- Extracted entries -

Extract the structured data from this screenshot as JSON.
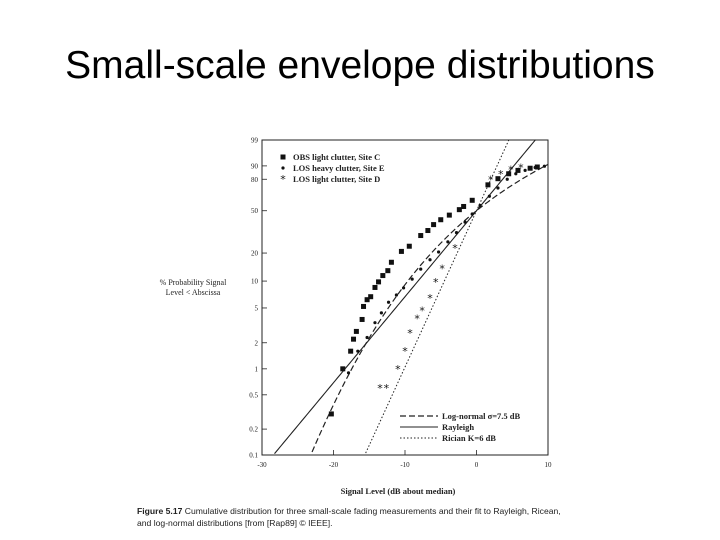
{
  "slide": {
    "title": "Small-scale envelope distributions"
  },
  "caption": {
    "figure_label": "Figure 5.17",
    "text": "Cumulative distribution for three small-scale fading measurements and their fit to Rayleigh, Ricean, and log-normal distributions [from [Rap89] © IEEE]."
  },
  "chart_data": {
    "type": "scatter",
    "title": "",
    "xlabel": "Signal Level (dB about median)",
    "ylabel": "% Probability Signal Level < Abscissa",
    "xlim": [
      -30,
      10
    ],
    "ylim": [
      0.1,
      99
    ],
    "y_scale": "rayleigh-probability",
    "x_ticks": [
      "-30",
      "-20",
      "-10",
      "0",
      "10"
    ],
    "y_ticks": [
      "0.1",
      "0.2",
      "0.5",
      "1",
      "2",
      "5",
      "10",
      "20",
      "50",
      "80",
      "90",
      "99"
    ],
    "legend_position": "top-left",
    "series": [
      {
        "name": "OBS light clutter, Site C",
        "marker": "square",
        "points": [
          [
            -20.3,
            0.3
          ],
          [
            -18.7,
            1.0
          ],
          [
            -17.6,
            1.6
          ],
          [
            -17.2,
            2.2
          ],
          [
            -16.8,
            2.7
          ],
          [
            -16.0,
            3.7
          ],
          [
            -15.8,
            5.2
          ],
          [
            -15.3,
            6.2
          ],
          [
            -14.8,
            6.7
          ],
          [
            -14.2,
            8.5
          ],
          [
            -13.7,
            9.8
          ],
          [
            -13.1,
            11.5
          ],
          [
            -12.4,
            13.0
          ],
          [
            -11.9,
            16.0
          ],
          [
            -10.5,
            20.8
          ],
          [
            -9.4,
            23.5
          ],
          [
            -7.8,
            30.0
          ],
          [
            -6.8,
            33.5
          ],
          [
            -6.0,
            38.0
          ],
          [
            -5.0,
            42.0
          ],
          [
            -3.8,
            46.0
          ],
          [
            -2.4,
            51.0
          ],
          [
            -1.8,
            54.0
          ],
          [
            -0.6,
            60.0
          ],
          [
            1.6,
            75.0
          ],
          [
            3.0,
            80.5
          ],
          [
            4.5,
            84.5
          ],
          [
            5.8,
            87.0
          ],
          [
            7.5,
            88.5
          ],
          [
            8.5,
            89.3
          ]
        ]
      },
      {
        "name": "LOS heavy clutter, Site E",
        "marker": "dot",
        "points": [
          [
            -17.9,
            0.9
          ],
          [
            -16.6,
            1.6
          ],
          [
            -15.3,
            2.3
          ],
          [
            -14.2,
            3.4
          ],
          [
            -13.3,
            4.4
          ],
          [
            -12.3,
            5.8
          ],
          [
            -11.2,
            7.0
          ],
          [
            -10.2,
            8.4
          ],
          [
            -9.0,
            10.5
          ],
          [
            -7.8,
            13.5
          ],
          [
            -6.5,
            17.0
          ],
          [
            -5.3,
            20.5
          ],
          [
            -4.0,
            26.0
          ],
          [
            -2.8,
            32.0
          ],
          [
            -1.6,
            40.0
          ],
          [
            -0.6,
            47.0
          ],
          [
            0.5,
            55.0
          ],
          [
            1.8,
            64.0
          ],
          [
            3.0,
            72.0
          ],
          [
            4.3,
            80.0
          ],
          [
            5.5,
            84.5
          ],
          [
            6.8,
            87.0
          ],
          [
            8.2,
            89.0
          ],
          [
            9.5,
            89.8
          ]
        ]
      },
      {
        "name": "LOS light clutter, Site D",
        "marker": "star",
        "points": [
          [
            -13.5,
            0.6
          ],
          [
            -12.6,
            0.6
          ],
          [
            -11.0,
            1.0
          ],
          [
            -10.0,
            1.6
          ],
          [
            -9.3,
            2.6
          ],
          [
            -8.3,
            3.8
          ],
          [
            -7.6,
            4.7
          ],
          [
            -6.5,
            6.5
          ],
          [
            -5.7,
            9.8
          ],
          [
            -4.8,
            13.7
          ],
          [
            -3.0,
            22.5
          ],
          [
            2.0,
            80.0
          ],
          [
            3.4,
            84.5
          ],
          [
            4.8,
            87.5
          ],
          [
            6.2,
            89.0
          ]
        ]
      }
    ],
    "fitted_curves": [
      {
        "name": "Log-normal σ=7.5 dB",
        "style": "dashed"
      },
      {
        "name": "Rayleigh",
        "style": "solid"
      },
      {
        "name": "Rician K=6 dB",
        "style": "dotted"
      }
    ]
  }
}
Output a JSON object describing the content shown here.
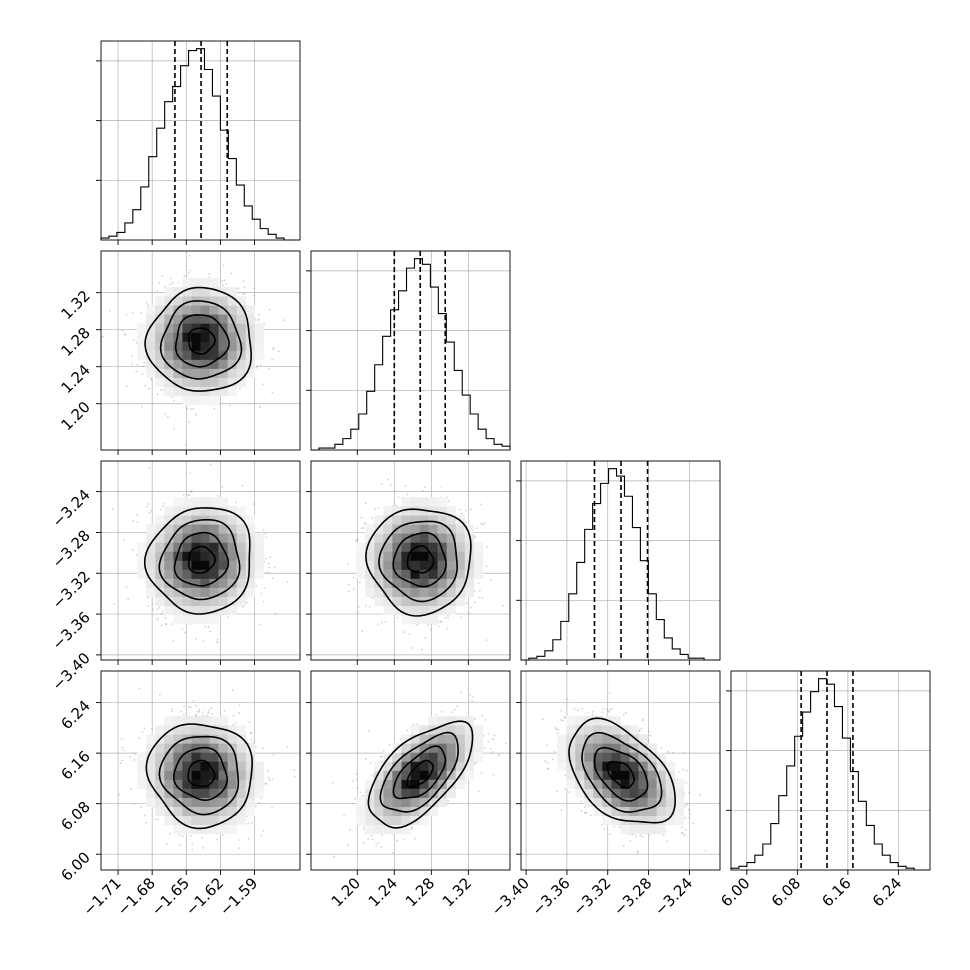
{
  "chart_data": {
    "type": "corner",
    "colors": {
      "line": "#000000",
      "grid": "#b0b0b0",
      "scatter": "#9a9a9a",
      "density_dark": "#000000",
      "density_light": "#ffffff"
    },
    "grid": true,
    "parameters": [
      {
        "index": 0,
        "median": -1.637,
        "q16": -1.66,
        "q84": -1.614,
        "sigma": 0.023,
        "range": [
          -1.725,
          -1.55
        ],
        "ticks": [
          -1.71,
          -1.68,
          -1.65,
          -1.62,
          -1.59
        ],
        "tick_labels": [
          "−1.71",
          "−1.68",
          "−1.65",
          "−1.62",
          "−1.59"
        ]
      },
      {
        "index": 1,
        "median": 1.268,
        "q16": 1.24,
        "q84": 1.295,
        "sigma": 0.028,
        "range": [
          1.15,
          1.365
        ],
        "ticks": [
          1.2,
          1.24,
          1.28,
          1.32
        ],
        "tick_labels": [
          "1.20",
          "1.24",
          "1.28",
          "1.32"
        ]
      },
      {
        "index": 2,
        "median": -3.307,
        "q16": -3.333,
        "q84": -3.281,
        "sigma": 0.026,
        "range": [
          -3.405,
          -3.21
        ],
        "ticks": [
          -3.4,
          -3.36,
          -3.32,
          -3.28,
          -3.24
        ],
        "tick_labels": [
          "−3.40",
          "−3.36",
          "−3.32",
          "−3.28",
          "−3.24"
        ]
      },
      {
        "index": 3,
        "median": 6.127,
        "q16": 6.086,
        "q84": 6.168,
        "sigma": 0.041,
        "range": [
          5.975,
          6.29
        ],
        "ticks": [
          6.0,
          6.08,
          6.16,
          6.24
        ],
        "tick_labels": [
          "6.00",
          "6.08",
          "6.16",
          "6.24"
        ]
      }
    ],
    "correlations": [
      {
        "i": 1,
        "j": 0,
        "rho": 0.0
      },
      {
        "i": 2,
        "j": 0,
        "rho": 0.05
      },
      {
        "i": 2,
        "j": 1,
        "rho": 0.0
      },
      {
        "i": 3,
        "j": 0,
        "rho": -0.05
      },
      {
        "i": 3,
        "j": 1,
        "rho": 0.6
      },
      {
        "i": 3,
        "j": 2,
        "rho": -0.45
      }
    ],
    "histograms": [
      {
        "param": 0,
        "counts": [
          1,
          2,
          4,
          9,
          16,
          28,
          44,
          59,
          73,
          81,
          92,
          100,
          101,
          90,
          76,
          58,
          43,
          29,
          18,
          11,
          6,
          3,
          1,
          0,
          0
        ]
      },
      {
        "param": 1,
        "counts": [
          0,
          1,
          1,
          3,
          6,
          11,
          19,
          31,
          45,
          60,
          74,
          84,
          96,
          101,
          98,
          86,
          72,
          57,
          42,
          29,
          19,
          11,
          6,
          3,
          2
        ]
      },
      {
        "param": 2,
        "counts": [
          0,
          1,
          2,
          5,
          11,
          21,
          36,
          53,
          71,
          85,
          96,
          104,
          100,
          89,
          72,
          54,
          36,
          22,
          12,
          6,
          3,
          1,
          1,
          0,
          0
        ]
      },
      {
        "param": 3,
        "counts": [
          1,
          2,
          4,
          8,
          14,
          25,
          40,
          56,
          72,
          85,
          96,
          103,
          100,
          88,
          71,
          53,
          37,
          24,
          14,
          8,
          4,
          2,
          1,
          0,
          0
        ]
      }
    ]
  }
}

- The exercise -
Scan the material line by line and report each one that contains "style".

- Correct result -
        "style": "dashed"
        "style": "solid"
        "style": "dotted"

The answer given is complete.